* start Listing *
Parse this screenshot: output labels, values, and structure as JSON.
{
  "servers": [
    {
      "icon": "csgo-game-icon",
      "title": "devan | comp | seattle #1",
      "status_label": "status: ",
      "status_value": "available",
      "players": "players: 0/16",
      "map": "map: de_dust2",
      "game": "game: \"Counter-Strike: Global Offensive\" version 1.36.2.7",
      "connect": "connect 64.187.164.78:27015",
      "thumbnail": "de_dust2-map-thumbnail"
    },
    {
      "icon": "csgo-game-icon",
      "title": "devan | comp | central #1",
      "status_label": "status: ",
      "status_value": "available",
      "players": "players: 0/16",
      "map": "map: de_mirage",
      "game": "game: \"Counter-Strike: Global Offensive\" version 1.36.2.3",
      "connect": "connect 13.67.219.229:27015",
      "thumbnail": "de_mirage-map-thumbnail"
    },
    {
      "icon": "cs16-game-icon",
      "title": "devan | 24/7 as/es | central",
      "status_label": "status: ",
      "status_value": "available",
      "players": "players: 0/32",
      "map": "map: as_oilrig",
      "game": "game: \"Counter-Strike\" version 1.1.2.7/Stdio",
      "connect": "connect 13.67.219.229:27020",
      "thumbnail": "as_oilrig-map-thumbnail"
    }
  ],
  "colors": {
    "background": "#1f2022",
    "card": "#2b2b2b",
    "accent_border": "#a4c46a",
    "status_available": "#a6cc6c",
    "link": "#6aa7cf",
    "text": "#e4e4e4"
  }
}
* end Listing *
* start Listing *
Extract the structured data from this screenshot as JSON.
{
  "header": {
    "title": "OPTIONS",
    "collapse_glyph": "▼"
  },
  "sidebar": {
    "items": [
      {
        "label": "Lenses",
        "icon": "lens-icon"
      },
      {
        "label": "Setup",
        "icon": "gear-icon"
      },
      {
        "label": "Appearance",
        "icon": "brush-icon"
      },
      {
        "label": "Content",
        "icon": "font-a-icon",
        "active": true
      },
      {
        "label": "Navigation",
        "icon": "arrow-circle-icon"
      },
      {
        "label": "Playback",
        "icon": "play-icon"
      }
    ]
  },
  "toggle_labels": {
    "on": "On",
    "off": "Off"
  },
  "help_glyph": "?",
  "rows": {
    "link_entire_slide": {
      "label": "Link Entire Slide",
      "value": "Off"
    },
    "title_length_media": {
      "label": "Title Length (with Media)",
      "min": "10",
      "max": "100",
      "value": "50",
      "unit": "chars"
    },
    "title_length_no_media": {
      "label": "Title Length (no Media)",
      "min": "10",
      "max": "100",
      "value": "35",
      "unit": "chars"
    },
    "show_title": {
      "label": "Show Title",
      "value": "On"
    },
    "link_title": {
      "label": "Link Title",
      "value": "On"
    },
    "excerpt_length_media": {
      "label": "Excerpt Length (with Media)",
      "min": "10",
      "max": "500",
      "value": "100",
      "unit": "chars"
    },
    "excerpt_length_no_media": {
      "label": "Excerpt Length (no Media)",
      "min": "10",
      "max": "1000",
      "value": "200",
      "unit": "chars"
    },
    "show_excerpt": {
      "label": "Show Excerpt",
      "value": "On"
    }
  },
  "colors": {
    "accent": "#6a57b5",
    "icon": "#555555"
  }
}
* end Listing *
__Work instructions__
Select and copy every line of the material that holds the string "screenshot".

__Correct answer__
Parse this screenshot: output labels, values, and structure as JSON.
Extract the structured data from this screenshot as JSON.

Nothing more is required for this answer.